— BEGIN —

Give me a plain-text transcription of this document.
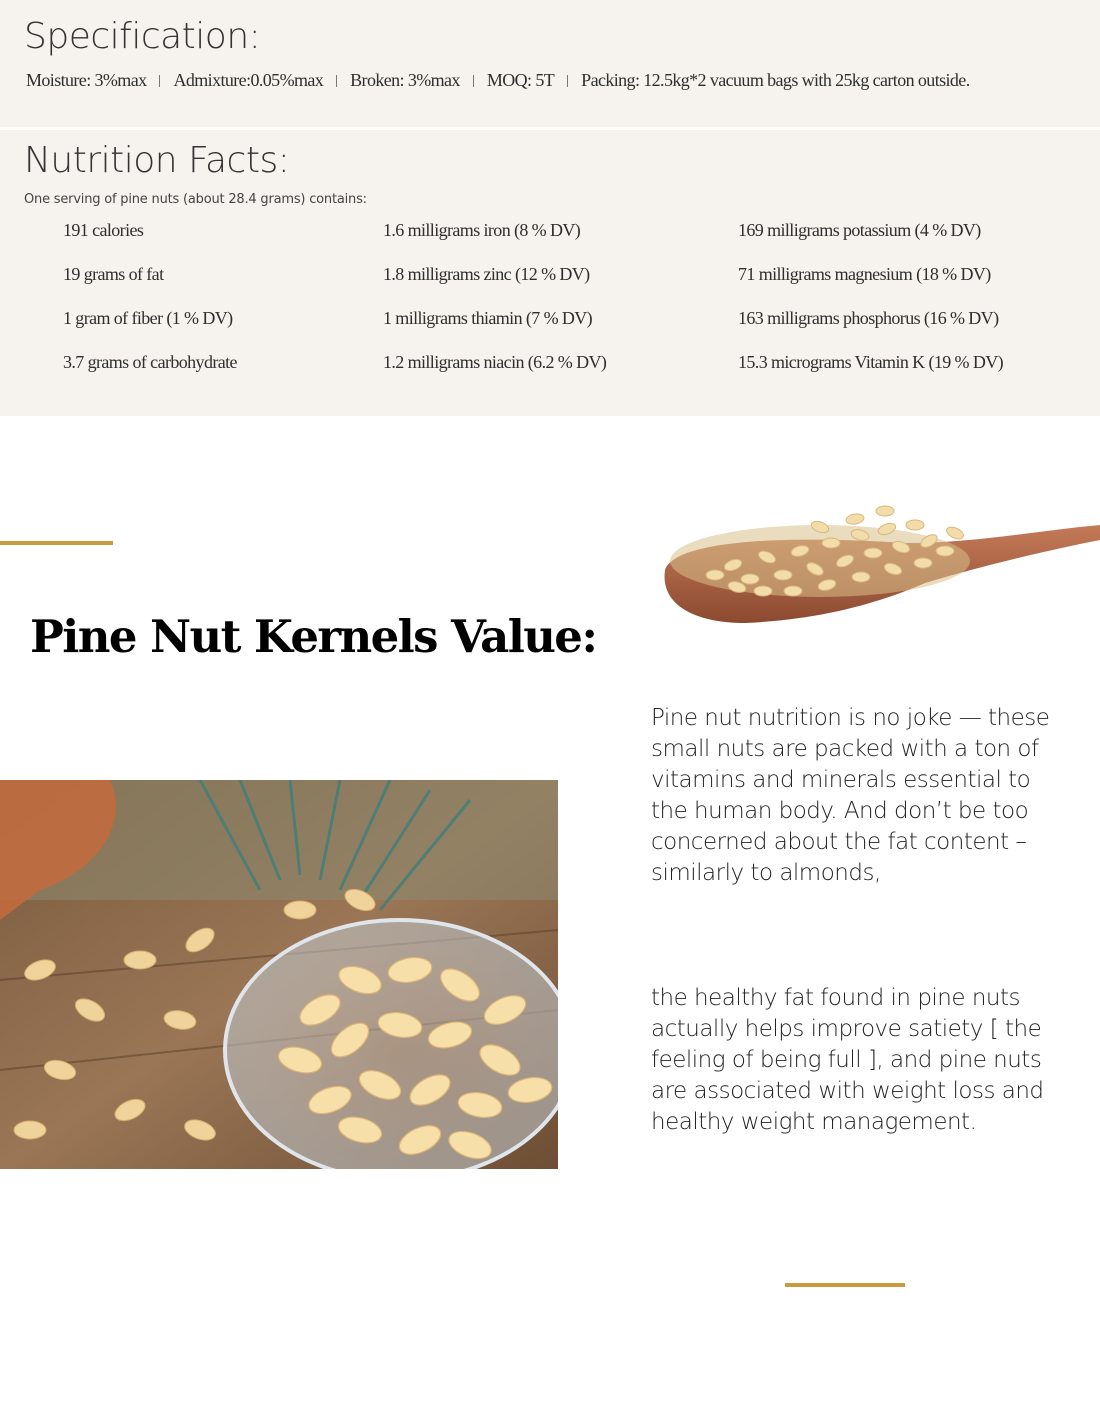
Specification:
Moisture: 3%max Admixture:0.05%max Broken: 3%max MOQ: 5T Packing: 12.5kg*2 vacuum bags with 25kg carton outside.
Nutrition Facts:

One serving of pine nuts (about 28.4 grams) contains:

191 calories

19 grams of fat

1 gram of fiber (1 % DV)

3.7 grams of carbohydrate

1.6 milligrams iron (8 % DV)

1.8 milligrams zinc (12 % DV)

1 milligrams thiamin (7 % DV)

1.2 milligrams niacin (6.2 % DV)

169 milligrams potassium (4 % DV)

71 milligrams magnesium (18 % DV)

163 milligrams phosphorus (16 % DV)

15.3 micrograms Vitamin K (19 % DV)

Pine Nut Kernels Value:

Pine nut nutrition is no joke — these small nuts are packed with a ton of vitamins and minerals essential to the human body. And don’t be too concerned about the fat content – similarly to almonds,

the healthy fat found in pine nuts actually helps improve satiety [ the feeling of being full ], and pine nuts are associated with weight loss and healthy weight management.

— END —

> [Task statement]: Repeat the listing above exactly, with no pictures.

> [Reply to the exercise]:
Give me a plain-text transcription of this document.
Specification:
Moisture: 3%max Admixture:0.05%max Broken: 3%max MOQ: 5T Packing: 12.5kg*2 vacuum bags with 25kg carton outside.
Nutrition Facts:

One serving of pine nuts (about 28.4 grams) contains:

191 calories

19 grams of fat

1 gram of fiber (1 % DV)

3.7 grams of carbohydrate

1.6 milligrams iron (8 % DV)

1.8 milligrams zinc (12 % DV)

1 milligrams thiamin (7 % DV)

1.2 milligrams niacin (6.2 % DV)

169 milligrams potassium (4 % DV)

71 milligrams magnesium (18 % DV)

163 milligrams phosphorus (16 % DV)

15.3 micrograms Vitamin K (19 % DV)

Pine Nut Kernels Value:

Pine nut nutrition is no joke — these small nuts are packed with a ton of vitamins and minerals essential to the human body. And don’t be too concerned about the fat content – similarly to almonds,

the healthy fat found in pine nuts actually helps improve satiety [ the feeling of being full ], and pine nuts are associated with weight loss and healthy weight management.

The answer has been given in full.